**** The input ****

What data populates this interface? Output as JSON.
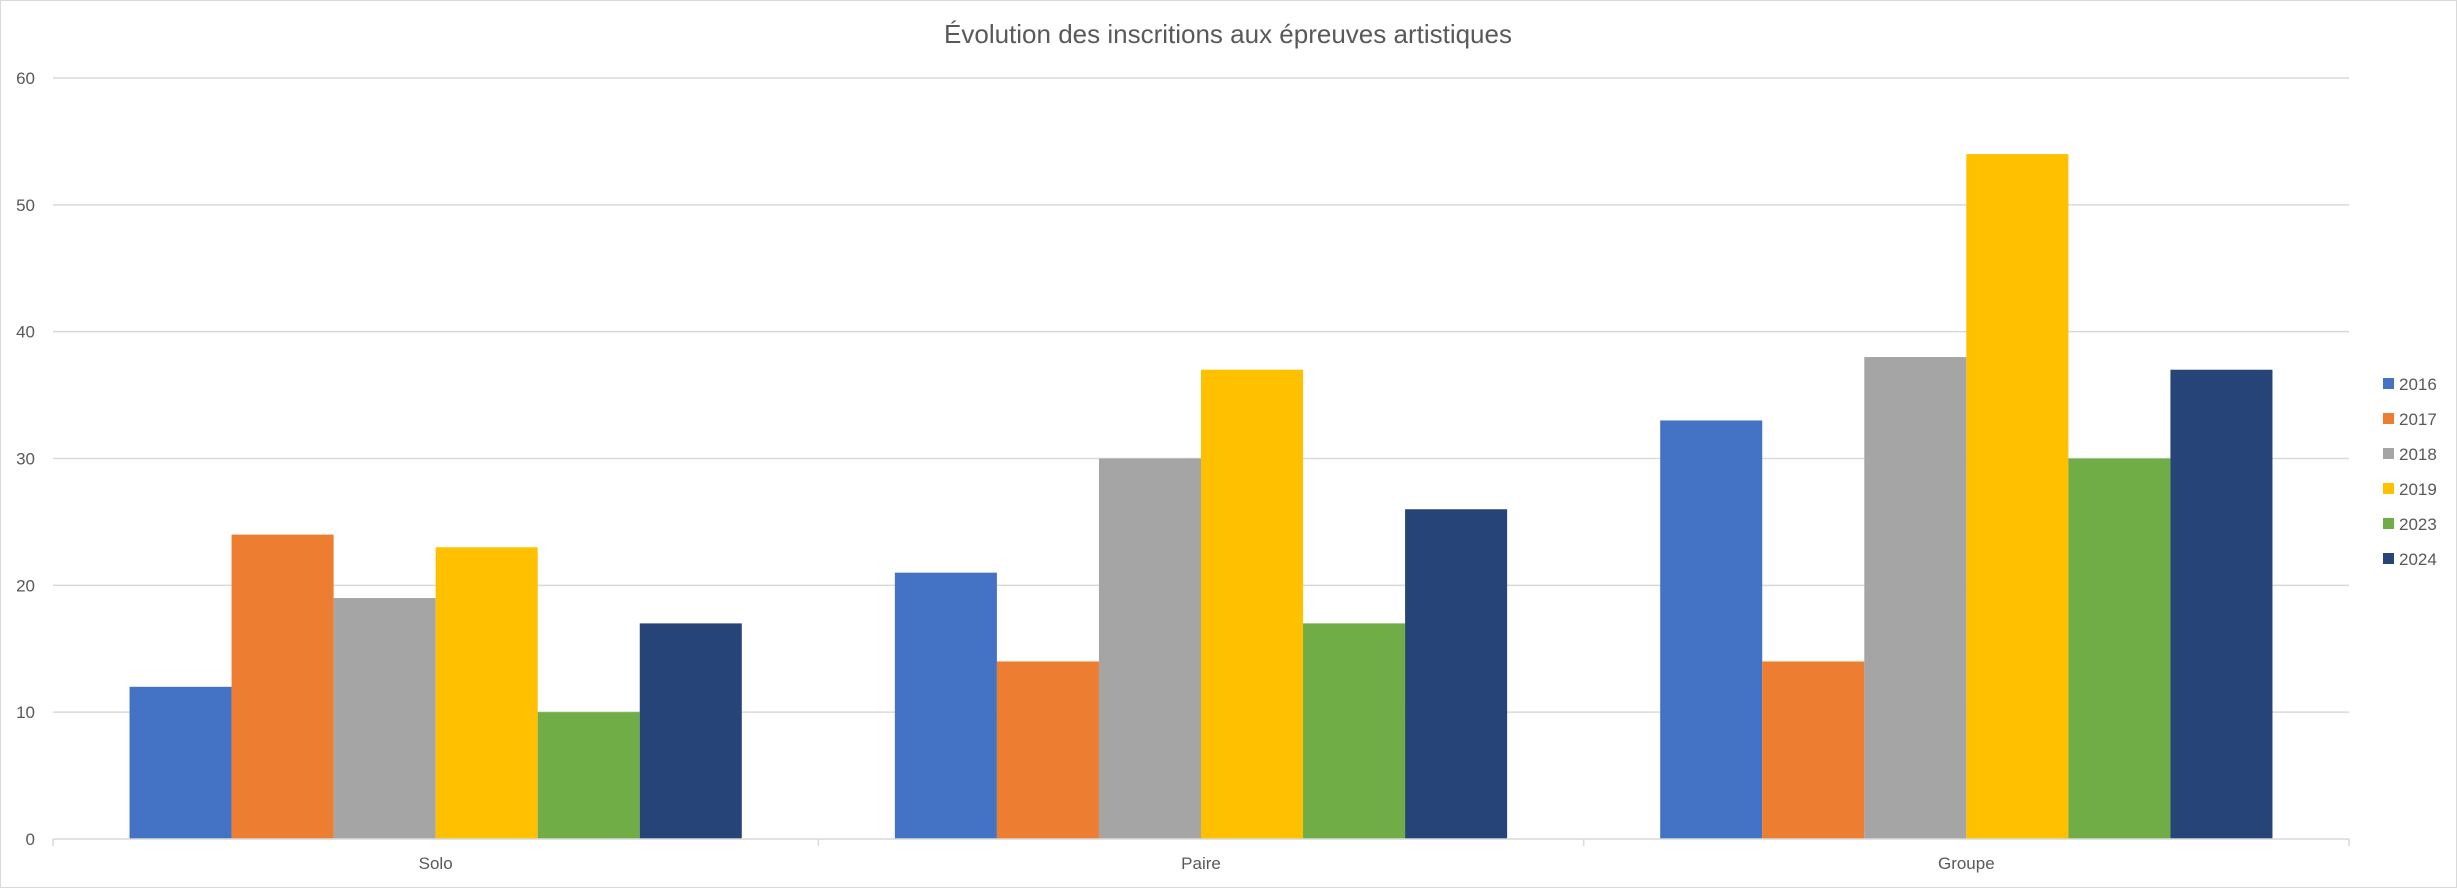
{
  "chart_data": {
    "type": "bar",
    "title": "Évolution des inscritions aux épreuves artistiques",
    "xlabel": "",
    "ylabel": "",
    "categories": [
      "Solo",
      "Paire",
      "Groupe"
    ],
    "ylim": [
      0,
      60
    ],
    "yticks": [
      0,
      10,
      20,
      30,
      40,
      50,
      60
    ],
    "grid": true,
    "legend_position": "right",
    "series": [
      {
        "name": "2016",
        "color": "#4472C4",
        "values": [
          12,
          21,
          33
        ]
      },
      {
        "name": "2017",
        "color": "#ED7D31",
        "values": [
          24,
          14,
          14
        ]
      },
      {
        "name": "2018",
        "color": "#A5A5A5",
        "values": [
          19,
          30,
          38
        ]
      },
      {
        "name": "2019",
        "color": "#FFC000",
        "values": [
          23,
          37,
          54
        ]
      },
      {
        "name": "2023",
        "color": "#70AD47",
        "values": [
          10,
          17,
          30
        ]
      },
      {
        "name": "2024",
        "color": "#264478",
        "values": [
          17,
          26,
          37
        ]
      }
    ]
  }
}
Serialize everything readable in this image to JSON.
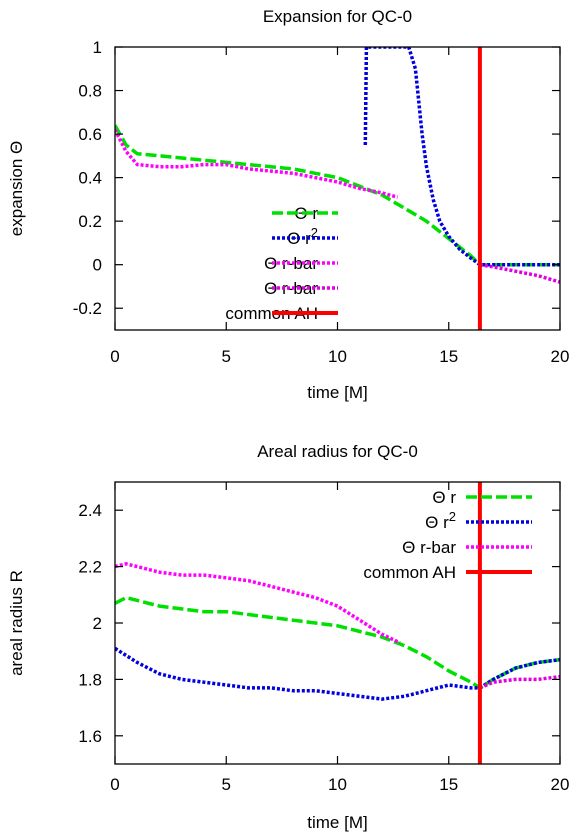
{
  "chart_data": [
    {
      "type": "line",
      "title": "Expansion for QC-0",
      "xlabel": "time [M]",
      "ylabel": "expansion Θ",
      "xlim": [
        0,
        20
      ],
      "ylim": [
        -0.3,
        1.0
      ],
      "xticks": [
        0,
        5,
        10,
        15,
        20
      ],
      "yticks": [
        -0.2,
        0,
        0.2,
        0.4,
        0.6,
        0.8,
        1
      ],
      "ytick_labels": [
        "-0.2",
        "0",
        "0.2",
        "0.4",
        "0.6",
        "0.8",
        "1"
      ],
      "grid": false,
      "legend_position": "bottom-left",
      "series": [
        {
          "name": "Θ r",
          "color": "#00e000",
          "style": "dashed",
          "x": [
            0,
            0.5,
            1,
            2,
            3,
            4,
            5,
            6,
            7,
            8,
            9,
            10,
            11,
            12,
            13,
            14,
            15,
            16,
            16.4,
            17,
            18,
            19,
            20
          ],
          "y": [
            0.64,
            0.55,
            0.51,
            0.5,
            0.49,
            0.48,
            0.47,
            0.46,
            0.45,
            0.44,
            0.42,
            0.4,
            0.36,
            0.32,
            0.26,
            0.2,
            0.12,
            0.04,
            0.0,
            0.0,
            0.0,
            0.0,
            0.0
          ]
        },
        {
          "name": "Θ r²",
          "color": "#0000e0",
          "style": "dotted",
          "x": [
            11.25,
            11.3,
            11.5,
            13.2,
            13.5,
            13.8,
            14.0,
            14.3,
            14.6,
            15.0,
            15.5,
            16.0,
            16.4,
            17,
            18,
            19,
            20
          ],
          "y": [
            0.55,
            1.0,
            1.0,
            1.0,
            0.9,
            0.6,
            0.45,
            0.3,
            0.2,
            0.13,
            0.07,
            0.03,
            0.0,
            0.0,
            0.0,
            0.0,
            0.0
          ]
        },
        {
          "name": "Θ r-bar",
          "color": "#ff00ff",
          "style": "dotted",
          "x": [
            0,
            0.5,
            1,
            2,
            3,
            4,
            5,
            6,
            7,
            8,
            9,
            10,
            11,
            12,
            12.7
          ],
          "y": [
            0.62,
            0.52,
            0.46,
            0.45,
            0.45,
            0.46,
            0.46,
            0.44,
            0.43,
            0.42,
            0.4,
            0.38,
            0.35,
            0.33,
            0.31
          ]
        },
        {
          "name": "Θ r-bar",
          "color": "#e000e0",
          "style": "dotted",
          "x": [
            16.4,
            17,
            18,
            19,
            20
          ],
          "y": [
            0.0,
            -0.01,
            -0.03,
            -0.05,
            -0.08
          ]
        },
        {
          "name": "common AH",
          "color": "#ff0000",
          "style": "solid",
          "x": [
            16.4,
            16.4
          ],
          "y": [
            -0.3,
            1.0
          ]
        }
      ]
    },
    {
      "type": "line",
      "title": "Areal radius for QC-0",
      "xlabel": "time [M]",
      "ylabel": "areal radius R",
      "xlim": [
        0,
        20
      ],
      "ylim": [
        1.5,
        2.5
      ],
      "xticks": [
        0,
        5,
        10,
        15,
        20
      ],
      "yticks": [
        1.6,
        1.8,
        2.0,
        2.2,
        2.4
      ],
      "ytick_labels": [
        "1.6",
        "1.8",
        "2",
        "2.2",
        "2.4"
      ],
      "grid": false,
      "legend_position": "top-right",
      "series": [
        {
          "name": "Θ r",
          "color": "#00e000",
          "style": "dashed",
          "x": [
            0,
            0.5,
            1,
            2,
            3,
            4,
            5,
            6,
            7,
            8,
            9,
            10,
            11,
            12,
            13,
            14,
            15,
            16,
            16.4,
            17,
            18,
            19,
            20
          ],
          "y": [
            2.07,
            2.09,
            2.08,
            2.06,
            2.05,
            2.04,
            2.04,
            2.03,
            2.02,
            2.01,
            2.0,
            1.99,
            1.97,
            1.95,
            1.92,
            1.88,
            1.83,
            1.79,
            1.77,
            1.8,
            1.84,
            1.86,
            1.87
          ]
        },
        {
          "name": "Θ r²",
          "color": "#0000e0",
          "style": "dotted",
          "x": [
            0,
            1,
            2,
            3,
            4,
            5,
            6,
            7,
            8,
            9,
            10,
            11,
            12,
            13,
            14,
            15,
            16,
            16.4,
            17,
            18,
            19,
            20
          ],
          "y": [
            1.91,
            1.86,
            1.82,
            1.8,
            1.79,
            1.78,
            1.77,
            1.77,
            1.76,
            1.76,
            1.75,
            1.74,
            1.73,
            1.74,
            1.76,
            1.78,
            1.77,
            1.77,
            1.8,
            1.84,
            1.86,
            1.87
          ]
        },
        {
          "name": "Θ r-bar",
          "color": "#ff00ff",
          "style": "dotted",
          "x": [
            0,
            0.5,
            1,
            2,
            3,
            4,
            5,
            6,
            7,
            8,
            9,
            10,
            11,
            12,
            12.8
          ],
          "y": [
            2.2,
            2.21,
            2.2,
            2.18,
            2.17,
            2.17,
            2.16,
            2.15,
            2.13,
            2.11,
            2.09,
            2.06,
            2.01,
            1.96,
            1.93
          ]
        },
        {
          "name": "",
          "color": "#e000e0",
          "style": "dotted",
          "x": [
            16.4,
            17,
            18,
            19,
            20
          ],
          "y": [
            1.77,
            1.79,
            1.8,
            1.8,
            1.81
          ]
        },
        {
          "name": "common AH",
          "color": "#ff0000",
          "style": "solid",
          "x": [
            16.4,
            16.4
          ],
          "y": [
            1.5,
            2.5
          ]
        }
      ]
    }
  ]
}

****

● **Your instructions**
Pick out the lines containing the string "right".

● **Task output**
    "legend_position": "right",
      "legend_position": "top-right",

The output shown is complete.